__What you are asked to do__.
Print all entries word for word.

(Dataset records)
-=-=-=-=-

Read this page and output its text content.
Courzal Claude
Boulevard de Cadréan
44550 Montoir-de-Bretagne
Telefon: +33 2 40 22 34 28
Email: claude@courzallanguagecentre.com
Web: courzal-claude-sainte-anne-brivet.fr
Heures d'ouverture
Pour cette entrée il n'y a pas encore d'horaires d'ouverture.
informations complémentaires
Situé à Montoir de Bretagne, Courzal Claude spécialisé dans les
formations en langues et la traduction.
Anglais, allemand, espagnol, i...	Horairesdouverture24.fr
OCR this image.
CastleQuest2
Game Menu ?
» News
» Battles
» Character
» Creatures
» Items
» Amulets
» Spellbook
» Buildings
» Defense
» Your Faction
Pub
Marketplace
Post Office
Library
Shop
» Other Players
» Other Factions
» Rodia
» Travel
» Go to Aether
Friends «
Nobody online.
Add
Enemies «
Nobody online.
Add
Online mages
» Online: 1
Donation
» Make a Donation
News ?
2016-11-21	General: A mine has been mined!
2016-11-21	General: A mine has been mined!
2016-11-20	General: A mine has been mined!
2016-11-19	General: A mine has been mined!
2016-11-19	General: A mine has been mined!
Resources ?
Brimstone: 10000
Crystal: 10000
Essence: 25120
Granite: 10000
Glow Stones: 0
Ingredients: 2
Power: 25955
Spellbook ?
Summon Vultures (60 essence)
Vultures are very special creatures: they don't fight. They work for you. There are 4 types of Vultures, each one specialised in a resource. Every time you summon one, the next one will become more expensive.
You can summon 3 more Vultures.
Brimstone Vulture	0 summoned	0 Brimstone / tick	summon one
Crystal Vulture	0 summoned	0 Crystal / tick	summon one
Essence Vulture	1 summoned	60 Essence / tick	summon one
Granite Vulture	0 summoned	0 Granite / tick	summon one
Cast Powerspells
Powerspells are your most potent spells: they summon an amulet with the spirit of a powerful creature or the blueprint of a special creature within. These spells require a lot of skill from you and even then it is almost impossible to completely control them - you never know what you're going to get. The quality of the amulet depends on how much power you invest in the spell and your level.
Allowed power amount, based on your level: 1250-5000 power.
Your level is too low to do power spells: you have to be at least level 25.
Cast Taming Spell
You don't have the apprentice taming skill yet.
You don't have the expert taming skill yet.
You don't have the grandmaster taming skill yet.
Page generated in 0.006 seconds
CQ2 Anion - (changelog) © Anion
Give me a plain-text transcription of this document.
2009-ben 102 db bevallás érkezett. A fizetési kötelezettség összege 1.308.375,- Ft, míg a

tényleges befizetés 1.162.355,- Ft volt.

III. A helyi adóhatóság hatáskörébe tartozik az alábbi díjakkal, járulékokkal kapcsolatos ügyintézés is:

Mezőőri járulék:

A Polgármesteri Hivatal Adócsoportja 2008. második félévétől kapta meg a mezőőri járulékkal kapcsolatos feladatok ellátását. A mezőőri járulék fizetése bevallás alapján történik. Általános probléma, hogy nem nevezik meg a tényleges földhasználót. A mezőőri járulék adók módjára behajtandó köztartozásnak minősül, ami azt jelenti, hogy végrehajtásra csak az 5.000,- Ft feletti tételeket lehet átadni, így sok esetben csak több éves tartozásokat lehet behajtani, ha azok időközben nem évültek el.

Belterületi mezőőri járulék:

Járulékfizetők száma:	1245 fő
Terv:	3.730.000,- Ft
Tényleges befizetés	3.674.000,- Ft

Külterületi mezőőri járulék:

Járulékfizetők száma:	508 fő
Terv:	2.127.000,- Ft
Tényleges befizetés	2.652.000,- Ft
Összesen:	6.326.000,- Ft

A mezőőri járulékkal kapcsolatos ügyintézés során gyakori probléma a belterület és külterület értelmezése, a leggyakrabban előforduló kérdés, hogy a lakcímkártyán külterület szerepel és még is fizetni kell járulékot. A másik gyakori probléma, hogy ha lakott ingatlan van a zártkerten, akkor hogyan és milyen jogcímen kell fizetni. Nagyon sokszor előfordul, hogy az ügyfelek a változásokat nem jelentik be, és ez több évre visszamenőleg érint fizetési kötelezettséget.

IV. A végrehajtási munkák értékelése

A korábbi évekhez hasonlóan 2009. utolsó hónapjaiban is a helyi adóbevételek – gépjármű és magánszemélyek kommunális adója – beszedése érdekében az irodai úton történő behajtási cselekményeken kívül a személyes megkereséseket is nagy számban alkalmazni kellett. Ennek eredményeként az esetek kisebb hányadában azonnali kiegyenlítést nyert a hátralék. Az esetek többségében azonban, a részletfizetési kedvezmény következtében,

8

-=-=-=-=-

__Expected answer__.
Read this page and output its text content.
Courzal Claude
Boulevard de Cadréan
44550 Montoir-de-Bretagne
Telefon: +33 2 40 22 34 28
Email: claude@courzallanguagecentre.com
Web: courzal-claude-sainte-anne-brivet.fr
Heures d'ouverture
Pour cette entrée il n'y a pas encore d'horaires d'ouverture.
informations complémentaires
Situé à Montoir de Bretagne, Courzal Claude spécialisé dans les
formations en langues et la traduction.
Anglais, allemand, espagnol, i...	Horairesdouverture24.fr
OCR this image.
CastleQuest2
Game Menu ?
» News
» Battles
» Character
» Creatures
» Items
» Amulets
» Spellbook
» Buildings
» Defense
» Your Faction
Pub
Marketplace
Post Office
Library
Shop
» Other Players
» Other Factions
» Rodia
» Travel
» Go to Aether
Friends «
Nobody online.
Add
Enemies «
Nobody online.
Add
Online mages
» Online: 1
Donation
» Make a Donation
News ?
2016-11-21	General: A mine has been mined!
2016-11-21	General: A mine has been mined!
2016-11-20	General: A mine has been mined!
2016-11-19	General: A mine has been mined!
2016-11-19	General: A mine has been mined!
Resources ?
Brimstone: 10000
Crystal: 10000
Essence: 25120
Granite: 10000
Glow Stones: 0
Ingredients: 2
Power: 25955
Spellbook ?
Summon Vultures (60 essence)
Vultures are very special creatures: they don't fight. They work for you. There are 4 types of Vultures, each one specialised in a resource. Every time you summon one, the next one will become more expensive.
You can summon 3 more Vultures.
Brimstone Vulture	0 summoned	0 Brimstone / tick	summon one
Crystal Vulture	0 summoned	0 Crystal / tick	summon one
Essence Vulture	1 summoned	60 Essence / tick	summon one
Granite Vulture	0 summoned	0 Granite / tick	summon one
Cast Powerspells
Powerspells are your most potent spells: they summon an amulet with the spirit of a powerful creature or the blueprint of a special creature within. These spells require a lot of skill from you and even then it is almost impossible to completely control them - you never know what you're going to get. The quality of the amulet depends on how much power you invest in the spell and your level.
Allowed power amount, based on your level: 1250-5000 power.
Your level is too low to do power spells: you have to be at least level 25.
Cast Taming Spell
You don't have the apprentice taming skill yet.
You don't have the expert taming skill yet.
You don't have the grandmaster taming skill yet.
Page generated in 0.006 seconds
CQ2 Anion - (changelog) © Anion
Give me a plain-text transcription of this document.
2009-ben 102 db bevallás érkezett. A fizetési kötelezettség összege 1.308.375,- Ft, míg a

tényleges befizetés 1.162.355,- Ft volt.

III. A helyi adóhatóság hatáskörébe tartozik az alábbi díjakkal, járulékokkal kapcsolatos ügyintézés is:

Mezőőri járulék:

A Polgármesteri Hivatal Adócsoportja 2008. második félévétől kapta meg a mezőőri járulékkal kapcsolatos feladatok ellátását. A mezőőri járulék fizetése bevallás alapján történik. Általános probléma, hogy nem nevezik meg a tényleges földhasználót. A mezőőri járulék adók módjára behajtandó köztartozásnak minősül, ami azt jelenti, hogy végrehajtásra csak az 5.000,- Ft feletti tételeket lehet átadni, így sok esetben csak több éves tartozásokat lehet behajtani, ha azok időközben nem évültek el.

Belterületi mezőőri járulék:

Járulékfizetők száma:	1245 fő
Terv:	3.730.000,- Ft
Tényleges befizetés	3.674.000,- Ft

Külterületi mezőőri járulék:

Járulékfizetők száma:	508 fő
Terv:	2.127.000,- Ft
Tényleges befizetés	2.652.000,- Ft
Összesen:	6.326.000,- Ft

A mezőőri járulékkal kapcsolatos ügyintézés során gyakori probléma a belterület és külterület értelmezése, a leggyakrabban előforduló kérdés, hogy a lakcímkártyán külterület szerepel és még is fizetni kell járulékot. A másik gyakori probléma, hogy ha lakott ingatlan van a zártkerten, akkor hogyan és milyen jogcímen kell fizetni. Nagyon sokszor előfordul, hogy az ügyfelek a változásokat nem jelentik be, és ez több évre visszamenőleg érint fizetési kötelezettséget.

IV. A végrehajtási munkák értékelése

A korábbi évekhez hasonlóan 2009. utolsó hónapjaiban is a helyi adóbevételek – gépjármű és magánszemélyek kommunális adója – beszedése érdekében az irodai úton történő behajtási cselekményeken kívül a személyes megkereséseket is nagy számban alkalmazni kellett. Ennek eredményeként az esetek kisebb hányadában azonnali kiegyenlítést nyert a hátralék. Az esetek többségében azonban, a részletfizetési kedvezmény következtében,

8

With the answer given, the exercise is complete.